### [Exercise description]
Go through the listing beneath this task and return every line that carries the string "SDTVAR".

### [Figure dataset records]
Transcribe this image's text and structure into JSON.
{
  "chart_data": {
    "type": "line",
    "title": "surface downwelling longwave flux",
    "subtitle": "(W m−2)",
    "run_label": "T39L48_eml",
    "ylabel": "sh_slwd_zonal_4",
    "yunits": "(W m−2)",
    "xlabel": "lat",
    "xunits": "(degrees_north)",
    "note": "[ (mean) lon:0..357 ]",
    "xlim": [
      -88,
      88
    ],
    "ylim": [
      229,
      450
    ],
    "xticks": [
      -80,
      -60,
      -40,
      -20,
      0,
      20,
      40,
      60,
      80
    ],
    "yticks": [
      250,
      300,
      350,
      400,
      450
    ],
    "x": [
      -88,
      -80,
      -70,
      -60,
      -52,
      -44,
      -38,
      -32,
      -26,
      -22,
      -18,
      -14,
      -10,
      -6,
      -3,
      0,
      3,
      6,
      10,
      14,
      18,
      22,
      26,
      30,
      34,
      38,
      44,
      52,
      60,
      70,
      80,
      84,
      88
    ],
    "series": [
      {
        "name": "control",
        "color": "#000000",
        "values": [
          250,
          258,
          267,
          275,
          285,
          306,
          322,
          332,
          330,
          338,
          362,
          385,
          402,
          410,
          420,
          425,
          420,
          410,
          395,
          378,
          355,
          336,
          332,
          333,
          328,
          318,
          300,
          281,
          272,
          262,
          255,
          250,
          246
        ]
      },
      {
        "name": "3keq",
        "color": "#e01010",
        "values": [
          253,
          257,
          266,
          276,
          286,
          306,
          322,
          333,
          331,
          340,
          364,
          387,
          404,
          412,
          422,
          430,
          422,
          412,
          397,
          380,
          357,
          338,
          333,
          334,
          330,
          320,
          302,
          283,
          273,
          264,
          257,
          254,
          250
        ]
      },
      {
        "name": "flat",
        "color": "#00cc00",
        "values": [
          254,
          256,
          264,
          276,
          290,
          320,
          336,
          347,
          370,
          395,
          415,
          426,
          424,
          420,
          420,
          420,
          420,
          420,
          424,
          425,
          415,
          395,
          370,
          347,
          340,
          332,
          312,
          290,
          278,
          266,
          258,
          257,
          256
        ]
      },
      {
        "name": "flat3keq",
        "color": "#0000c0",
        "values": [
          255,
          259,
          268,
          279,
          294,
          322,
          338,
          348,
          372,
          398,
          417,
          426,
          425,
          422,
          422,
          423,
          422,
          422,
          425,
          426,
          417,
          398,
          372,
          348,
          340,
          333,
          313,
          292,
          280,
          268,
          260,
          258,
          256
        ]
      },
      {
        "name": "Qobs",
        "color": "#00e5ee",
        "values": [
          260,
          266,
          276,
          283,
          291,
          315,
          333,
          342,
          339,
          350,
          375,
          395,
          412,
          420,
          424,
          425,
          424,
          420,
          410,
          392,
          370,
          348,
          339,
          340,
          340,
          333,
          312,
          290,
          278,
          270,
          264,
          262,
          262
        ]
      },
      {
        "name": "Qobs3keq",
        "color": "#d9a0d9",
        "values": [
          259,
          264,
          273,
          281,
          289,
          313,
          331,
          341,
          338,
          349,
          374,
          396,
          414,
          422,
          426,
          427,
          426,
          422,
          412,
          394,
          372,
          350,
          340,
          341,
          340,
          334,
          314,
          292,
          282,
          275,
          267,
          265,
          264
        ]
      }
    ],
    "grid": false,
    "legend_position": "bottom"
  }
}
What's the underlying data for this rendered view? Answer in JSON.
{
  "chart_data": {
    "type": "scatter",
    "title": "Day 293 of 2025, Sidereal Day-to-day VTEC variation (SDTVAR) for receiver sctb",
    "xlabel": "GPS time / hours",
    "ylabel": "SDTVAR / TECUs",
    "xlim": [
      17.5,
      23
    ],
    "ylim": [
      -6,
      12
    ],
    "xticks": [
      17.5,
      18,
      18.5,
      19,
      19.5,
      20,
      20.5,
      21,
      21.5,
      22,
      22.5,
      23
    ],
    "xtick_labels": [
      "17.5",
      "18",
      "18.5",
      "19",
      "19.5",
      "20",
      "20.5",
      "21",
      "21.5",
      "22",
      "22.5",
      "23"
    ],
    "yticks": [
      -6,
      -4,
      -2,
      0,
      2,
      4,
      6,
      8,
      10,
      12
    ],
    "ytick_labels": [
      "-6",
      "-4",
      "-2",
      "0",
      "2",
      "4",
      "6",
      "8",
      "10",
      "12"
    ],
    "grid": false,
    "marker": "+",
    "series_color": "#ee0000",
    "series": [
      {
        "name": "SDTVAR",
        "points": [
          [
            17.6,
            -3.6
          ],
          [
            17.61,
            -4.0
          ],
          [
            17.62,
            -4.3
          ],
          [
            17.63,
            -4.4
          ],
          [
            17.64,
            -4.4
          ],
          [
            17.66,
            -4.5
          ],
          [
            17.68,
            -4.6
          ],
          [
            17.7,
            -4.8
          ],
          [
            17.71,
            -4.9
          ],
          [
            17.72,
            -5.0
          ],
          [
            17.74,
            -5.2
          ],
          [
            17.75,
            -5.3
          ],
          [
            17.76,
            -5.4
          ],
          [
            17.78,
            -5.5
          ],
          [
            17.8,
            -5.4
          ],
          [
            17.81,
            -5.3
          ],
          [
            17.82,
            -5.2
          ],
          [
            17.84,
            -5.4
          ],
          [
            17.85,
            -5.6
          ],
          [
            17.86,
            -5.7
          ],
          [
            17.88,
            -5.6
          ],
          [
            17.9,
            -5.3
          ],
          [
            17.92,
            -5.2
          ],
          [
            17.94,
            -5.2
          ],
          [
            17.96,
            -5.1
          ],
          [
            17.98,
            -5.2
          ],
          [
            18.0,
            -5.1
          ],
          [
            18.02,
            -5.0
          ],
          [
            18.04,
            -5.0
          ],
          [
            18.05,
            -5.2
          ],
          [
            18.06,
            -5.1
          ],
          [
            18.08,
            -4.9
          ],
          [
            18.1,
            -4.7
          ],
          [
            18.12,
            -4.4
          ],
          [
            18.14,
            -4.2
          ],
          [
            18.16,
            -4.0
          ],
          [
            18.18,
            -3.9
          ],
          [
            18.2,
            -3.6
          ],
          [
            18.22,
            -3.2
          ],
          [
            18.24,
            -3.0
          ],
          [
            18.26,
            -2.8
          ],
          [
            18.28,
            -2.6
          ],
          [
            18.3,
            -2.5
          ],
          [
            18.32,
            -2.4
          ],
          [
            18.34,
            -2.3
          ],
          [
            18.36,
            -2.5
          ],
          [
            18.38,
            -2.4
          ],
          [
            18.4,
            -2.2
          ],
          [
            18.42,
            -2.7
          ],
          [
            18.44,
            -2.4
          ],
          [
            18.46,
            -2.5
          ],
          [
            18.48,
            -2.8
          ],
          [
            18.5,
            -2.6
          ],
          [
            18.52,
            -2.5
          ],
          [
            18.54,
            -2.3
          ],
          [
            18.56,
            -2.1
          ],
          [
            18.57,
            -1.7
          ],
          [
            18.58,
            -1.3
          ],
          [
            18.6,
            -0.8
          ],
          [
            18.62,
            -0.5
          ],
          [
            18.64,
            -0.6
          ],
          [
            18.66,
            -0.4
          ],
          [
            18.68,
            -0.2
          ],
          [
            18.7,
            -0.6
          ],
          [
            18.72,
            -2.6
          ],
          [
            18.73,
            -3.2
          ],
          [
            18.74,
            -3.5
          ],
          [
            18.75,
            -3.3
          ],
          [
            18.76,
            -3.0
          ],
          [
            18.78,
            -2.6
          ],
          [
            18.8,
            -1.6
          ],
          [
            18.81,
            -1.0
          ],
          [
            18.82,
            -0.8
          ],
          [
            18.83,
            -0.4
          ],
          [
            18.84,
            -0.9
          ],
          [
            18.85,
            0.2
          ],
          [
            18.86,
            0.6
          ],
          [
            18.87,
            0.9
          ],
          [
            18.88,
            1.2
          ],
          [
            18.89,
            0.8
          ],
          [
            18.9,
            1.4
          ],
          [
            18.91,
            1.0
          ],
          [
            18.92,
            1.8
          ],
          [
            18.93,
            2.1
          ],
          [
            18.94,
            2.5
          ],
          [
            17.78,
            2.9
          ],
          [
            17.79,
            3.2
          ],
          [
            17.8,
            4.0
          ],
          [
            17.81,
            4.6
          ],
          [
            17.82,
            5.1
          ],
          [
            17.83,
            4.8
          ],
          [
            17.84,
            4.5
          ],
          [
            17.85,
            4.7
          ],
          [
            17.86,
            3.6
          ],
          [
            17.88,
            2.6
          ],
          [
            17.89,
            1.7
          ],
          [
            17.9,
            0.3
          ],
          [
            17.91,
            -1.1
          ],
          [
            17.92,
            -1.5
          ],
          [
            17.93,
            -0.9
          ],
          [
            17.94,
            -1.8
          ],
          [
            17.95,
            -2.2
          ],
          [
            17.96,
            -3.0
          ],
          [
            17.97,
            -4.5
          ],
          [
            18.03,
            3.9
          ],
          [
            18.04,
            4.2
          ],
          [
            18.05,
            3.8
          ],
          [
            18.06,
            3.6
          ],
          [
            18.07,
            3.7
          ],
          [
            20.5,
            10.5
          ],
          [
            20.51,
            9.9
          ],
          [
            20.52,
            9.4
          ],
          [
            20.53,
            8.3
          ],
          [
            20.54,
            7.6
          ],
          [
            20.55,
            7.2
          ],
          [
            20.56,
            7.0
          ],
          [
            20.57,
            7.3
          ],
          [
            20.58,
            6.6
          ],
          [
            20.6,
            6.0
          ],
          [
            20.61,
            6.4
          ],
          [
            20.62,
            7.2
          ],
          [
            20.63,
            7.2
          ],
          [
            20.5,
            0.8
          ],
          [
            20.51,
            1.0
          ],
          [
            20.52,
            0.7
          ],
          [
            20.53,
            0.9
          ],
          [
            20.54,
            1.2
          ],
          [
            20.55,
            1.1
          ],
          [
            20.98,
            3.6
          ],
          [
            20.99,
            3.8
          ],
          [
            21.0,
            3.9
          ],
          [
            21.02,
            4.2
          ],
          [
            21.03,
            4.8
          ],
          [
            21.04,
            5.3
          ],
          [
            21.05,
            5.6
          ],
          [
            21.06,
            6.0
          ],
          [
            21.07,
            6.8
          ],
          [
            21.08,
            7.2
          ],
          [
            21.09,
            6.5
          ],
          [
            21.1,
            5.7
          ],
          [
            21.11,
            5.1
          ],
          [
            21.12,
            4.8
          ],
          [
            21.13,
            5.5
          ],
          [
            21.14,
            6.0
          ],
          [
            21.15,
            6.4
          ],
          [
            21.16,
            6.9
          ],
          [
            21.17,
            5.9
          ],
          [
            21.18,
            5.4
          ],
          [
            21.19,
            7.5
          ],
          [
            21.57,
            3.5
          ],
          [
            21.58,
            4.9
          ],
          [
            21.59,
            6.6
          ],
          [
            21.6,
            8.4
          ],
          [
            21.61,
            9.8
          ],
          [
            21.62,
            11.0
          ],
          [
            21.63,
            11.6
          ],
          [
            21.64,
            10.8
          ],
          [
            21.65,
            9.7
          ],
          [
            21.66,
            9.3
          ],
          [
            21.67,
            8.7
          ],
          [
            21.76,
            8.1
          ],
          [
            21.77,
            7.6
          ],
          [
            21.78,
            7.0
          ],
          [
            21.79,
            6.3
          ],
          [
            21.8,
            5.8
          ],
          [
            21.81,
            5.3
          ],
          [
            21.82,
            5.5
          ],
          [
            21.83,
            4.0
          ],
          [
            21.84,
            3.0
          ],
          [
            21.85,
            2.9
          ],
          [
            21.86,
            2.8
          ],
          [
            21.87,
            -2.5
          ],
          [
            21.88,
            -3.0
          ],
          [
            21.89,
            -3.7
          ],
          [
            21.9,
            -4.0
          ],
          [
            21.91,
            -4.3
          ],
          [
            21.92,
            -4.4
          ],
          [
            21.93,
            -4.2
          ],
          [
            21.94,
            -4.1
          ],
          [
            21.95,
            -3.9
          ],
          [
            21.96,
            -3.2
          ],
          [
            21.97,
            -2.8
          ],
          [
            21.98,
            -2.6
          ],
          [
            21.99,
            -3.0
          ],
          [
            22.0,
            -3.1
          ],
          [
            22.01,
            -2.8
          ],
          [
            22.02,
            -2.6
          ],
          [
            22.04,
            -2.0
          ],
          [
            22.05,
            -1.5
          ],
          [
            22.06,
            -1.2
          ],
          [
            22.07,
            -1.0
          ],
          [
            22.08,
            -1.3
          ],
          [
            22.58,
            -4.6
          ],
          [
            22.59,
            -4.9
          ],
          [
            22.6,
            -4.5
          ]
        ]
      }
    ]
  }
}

### [Solved exercise]
    "title": "Day 293 of 2025, Sidereal Day-to-day VTEC variation (SDTVAR) for receiver sctb",
    "ylabel": "SDTVAR / TECUs",
        "name": "SDTVAR",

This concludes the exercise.